-- Start of Input material --

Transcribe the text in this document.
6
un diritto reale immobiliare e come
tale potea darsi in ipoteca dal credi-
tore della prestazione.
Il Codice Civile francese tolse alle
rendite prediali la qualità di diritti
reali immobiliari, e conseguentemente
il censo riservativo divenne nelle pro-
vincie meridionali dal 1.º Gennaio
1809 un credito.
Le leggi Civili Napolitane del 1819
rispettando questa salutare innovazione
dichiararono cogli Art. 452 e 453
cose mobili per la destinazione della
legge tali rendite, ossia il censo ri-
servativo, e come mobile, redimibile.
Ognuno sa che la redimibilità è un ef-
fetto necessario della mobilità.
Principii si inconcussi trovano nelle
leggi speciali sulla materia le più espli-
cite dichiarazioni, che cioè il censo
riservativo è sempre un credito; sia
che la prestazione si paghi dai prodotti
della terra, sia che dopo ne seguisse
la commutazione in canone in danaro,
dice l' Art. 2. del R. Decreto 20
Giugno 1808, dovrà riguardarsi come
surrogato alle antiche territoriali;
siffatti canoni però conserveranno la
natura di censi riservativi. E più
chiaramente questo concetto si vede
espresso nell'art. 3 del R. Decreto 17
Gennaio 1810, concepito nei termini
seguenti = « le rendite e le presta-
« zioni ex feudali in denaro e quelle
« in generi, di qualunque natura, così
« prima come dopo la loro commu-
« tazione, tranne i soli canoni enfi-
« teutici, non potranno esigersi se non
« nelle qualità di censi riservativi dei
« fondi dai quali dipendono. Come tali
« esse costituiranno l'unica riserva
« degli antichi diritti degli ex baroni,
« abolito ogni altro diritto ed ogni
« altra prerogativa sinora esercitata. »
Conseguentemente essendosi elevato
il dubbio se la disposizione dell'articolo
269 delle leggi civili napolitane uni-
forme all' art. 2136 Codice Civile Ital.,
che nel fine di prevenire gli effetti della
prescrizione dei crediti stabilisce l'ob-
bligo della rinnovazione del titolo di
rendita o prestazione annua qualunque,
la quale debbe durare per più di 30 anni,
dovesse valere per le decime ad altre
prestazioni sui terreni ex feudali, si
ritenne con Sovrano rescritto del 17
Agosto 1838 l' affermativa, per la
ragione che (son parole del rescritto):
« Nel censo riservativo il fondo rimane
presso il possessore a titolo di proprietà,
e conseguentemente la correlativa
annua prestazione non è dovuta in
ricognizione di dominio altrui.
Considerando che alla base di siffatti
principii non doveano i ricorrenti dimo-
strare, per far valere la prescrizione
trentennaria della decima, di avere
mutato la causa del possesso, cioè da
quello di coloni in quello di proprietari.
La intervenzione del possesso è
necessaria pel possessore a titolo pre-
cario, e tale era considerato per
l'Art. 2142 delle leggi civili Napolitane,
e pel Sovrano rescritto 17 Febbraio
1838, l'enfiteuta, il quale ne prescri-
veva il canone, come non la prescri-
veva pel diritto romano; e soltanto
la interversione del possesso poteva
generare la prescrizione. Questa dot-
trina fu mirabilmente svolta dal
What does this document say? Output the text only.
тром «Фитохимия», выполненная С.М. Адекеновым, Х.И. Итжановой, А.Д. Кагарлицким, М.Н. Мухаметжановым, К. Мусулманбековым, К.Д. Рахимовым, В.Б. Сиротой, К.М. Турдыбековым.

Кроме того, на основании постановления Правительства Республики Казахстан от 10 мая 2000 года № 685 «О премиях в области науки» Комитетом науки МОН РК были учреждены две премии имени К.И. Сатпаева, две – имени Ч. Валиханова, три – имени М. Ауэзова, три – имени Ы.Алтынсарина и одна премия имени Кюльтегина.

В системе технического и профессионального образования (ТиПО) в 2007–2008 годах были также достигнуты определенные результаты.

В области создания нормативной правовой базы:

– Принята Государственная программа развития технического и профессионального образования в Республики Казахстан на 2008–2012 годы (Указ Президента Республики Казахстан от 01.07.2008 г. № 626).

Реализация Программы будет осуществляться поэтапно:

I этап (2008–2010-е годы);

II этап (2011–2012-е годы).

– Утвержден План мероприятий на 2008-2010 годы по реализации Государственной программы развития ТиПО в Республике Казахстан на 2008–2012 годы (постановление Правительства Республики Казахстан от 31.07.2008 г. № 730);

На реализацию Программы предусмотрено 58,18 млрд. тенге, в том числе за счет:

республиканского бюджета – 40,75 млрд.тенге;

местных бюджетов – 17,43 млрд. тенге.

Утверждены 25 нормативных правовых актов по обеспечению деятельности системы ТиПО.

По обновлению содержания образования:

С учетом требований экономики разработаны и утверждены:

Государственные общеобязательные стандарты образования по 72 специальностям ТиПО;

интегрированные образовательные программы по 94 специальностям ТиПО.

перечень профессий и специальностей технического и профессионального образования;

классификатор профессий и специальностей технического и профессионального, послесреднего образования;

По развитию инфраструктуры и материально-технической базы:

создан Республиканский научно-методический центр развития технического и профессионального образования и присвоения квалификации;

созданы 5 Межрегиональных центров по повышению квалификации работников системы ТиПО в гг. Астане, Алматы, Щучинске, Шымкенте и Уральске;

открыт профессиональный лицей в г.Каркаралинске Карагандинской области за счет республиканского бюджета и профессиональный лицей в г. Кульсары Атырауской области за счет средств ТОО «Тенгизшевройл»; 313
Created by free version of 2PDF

-- End of Input material --

- **Exercise task**: Give back each line above precisely as it stands.

- **Exercise result**:
Transcribe the text in this document.
6
un diritto reale immobiliare e come
tale potea darsi in ipoteca dal credi-
tore della prestazione.
Il Codice Civile francese tolse alle
rendite prediali la qualità di diritti
reali immobiliari, e conseguentemente
il censo riservativo divenne nelle pro-
vincie meridionali dal 1.º Gennaio
1809 un credito.
Le leggi Civili Napolitane del 1819
rispettando questa salutare innovazione
dichiararono cogli Art. 452 e 453
cose mobili per la destinazione della
legge tali rendite, ossia il censo ri-
servativo, e come mobile, redimibile.
Ognuno sa che la redimibilità è un ef-
fetto necessario della mobilità.
Principii si inconcussi trovano nelle
leggi speciali sulla materia le più espli-
cite dichiarazioni, che cioè il censo
riservativo è sempre un credito; sia
che la prestazione si paghi dai prodotti
della terra, sia che dopo ne seguisse
la commutazione in canone in danaro,
dice l' Art. 2. del R. Decreto 20
Giugno 1808, dovrà riguardarsi come
surrogato alle antiche territoriali;
siffatti canoni però conserveranno la
natura di censi riservativi. E più
chiaramente questo concetto si vede
espresso nell'art. 3 del R. Decreto 17
Gennaio 1810, concepito nei termini
seguenti = « le rendite e le presta-
« zioni ex feudali in denaro e quelle
« in generi, di qualunque natura, così
« prima come dopo la loro commu-
« tazione, tranne i soli canoni enfi-
« teutici, non potranno esigersi se non
« nelle qualità di censi riservativi dei
« fondi dai quali dipendono. Come tali
« esse costituiranno l'unica riserva
« degli antichi diritti degli ex baroni,
« abolito ogni altro diritto ed ogni
« altra prerogativa sinora esercitata. »
Conseguentemente essendosi elevato
il dubbio se la disposizione dell'articolo
269 delle leggi civili napolitane uni-
forme all' art. 2136 Codice Civile Ital.,
che nel fine di prevenire gli effetti della
prescrizione dei crediti stabilisce l'ob-
bligo della rinnovazione del titolo di
rendita o prestazione annua qualunque,
la quale debbe durare per più di 30 anni,
dovesse valere per le decime ad altre
prestazioni sui terreni ex feudali, si
ritenne con Sovrano rescritto del 17
Agosto 1838 l' affermativa, per la
ragione che (son parole del rescritto):
« Nel censo riservativo il fondo rimane
presso il possessore a titolo di proprietà,
e conseguentemente la correlativa
annua prestazione non è dovuta in
ricognizione di dominio altrui.
Considerando che alla base di siffatti
principii non doveano i ricorrenti dimo-
strare, per far valere la prescrizione
trentennaria della decima, di avere
mutato la causa del possesso, cioè da
quello di coloni in quello di proprietari.
La intervenzione del possesso è
necessaria pel possessore a titolo pre-
cario, e tale era considerato per
l'Art. 2142 delle leggi civili Napolitane,
e pel Sovrano rescritto 17 Febbraio
1838, l'enfiteuta, il quale ne prescri-
veva il canone, come non la prescri-
veva pel diritto romano; e soltanto
la interversione del possesso poteva
generare la prescrizione. Questa dot-
trina fu mirabilmente svolta dal
What does this document say? Output the text only.
тром «Фитохимия», выполненная С.М. Адекеновым, Х.И. Итжановой, А.Д. Кагарлицким, М.Н. Мухаметжановым, К. Мусулманбековым, К.Д. Рахимовым, В.Б. Сиротой, К.М. Турдыбековым.

Кроме того, на основании постановления Правительства Республики Казахстан от 10 мая 2000 года № 685 «О премиях в области науки» Комитетом науки МОН РК были учреждены две премии имени К.И. Сатпаева, две – имени Ч. Валиханова, три – имени М. Ауэзова, три – имени Ы.Алтынсарина и одна премия имени Кюльтегина.

В системе технического и профессионального образования (ТиПО) в 2007–2008 годах были также достигнуты определенные результаты.

В области создания нормативной правовой базы:

– Принята Государственная программа развития технического и профессионального образования в Республики Казахстан на 2008–2012 годы (Указ Президента Республики Казахстан от 01.07.2008 г. № 626).

Реализация Программы будет осуществляться поэтапно:

I этап (2008–2010-е годы);

II этап (2011–2012-е годы).

– Утвержден План мероприятий на 2008-2010 годы по реализации Государственной программы развития ТиПО в Республике Казахстан на 2008–2012 годы (постановление Правительства Республики Казахстан от 31.07.2008 г. № 730);

На реализацию Программы предусмотрено 58,18 млрд. тенге, в том числе за счет:

республиканского бюджета – 40,75 млрд.тенге;

местных бюджетов – 17,43 млрд. тенге.

Утверждены 25 нормативных правовых актов по обеспечению деятельности системы ТиПО.

По обновлению содержания образования:

С учетом требований экономики разработаны и утверждены:

Государственные общеобязательные стандарты образования по 72 специальностям ТиПО;

интегрированные образовательные программы по 94 специальностям ТиПО.

перечень профессий и специальностей технического и профессионального образования;

классификатор профессий и специальностей технического и профессионального, послесреднего образования;

По развитию инфраструктуры и материально-технической базы:

создан Республиканский научно-методический центр развития технического и профессионального образования и присвоения квалификации;

созданы 5 Межрегиональных центров по повышению квалификации работников системы ТиПО в гг. Астане, Алматы, Щучинске, Шымкенте и Уральске;

открыт профессиональный лицей в г.Каркаралинске Карагандинской области за счет республиканского бюджета и профессиональный лицей в г. Кульсары Атырауской области за счет средств ТОО «Тенгизшевройл»; 313
Created by free version of 2PDF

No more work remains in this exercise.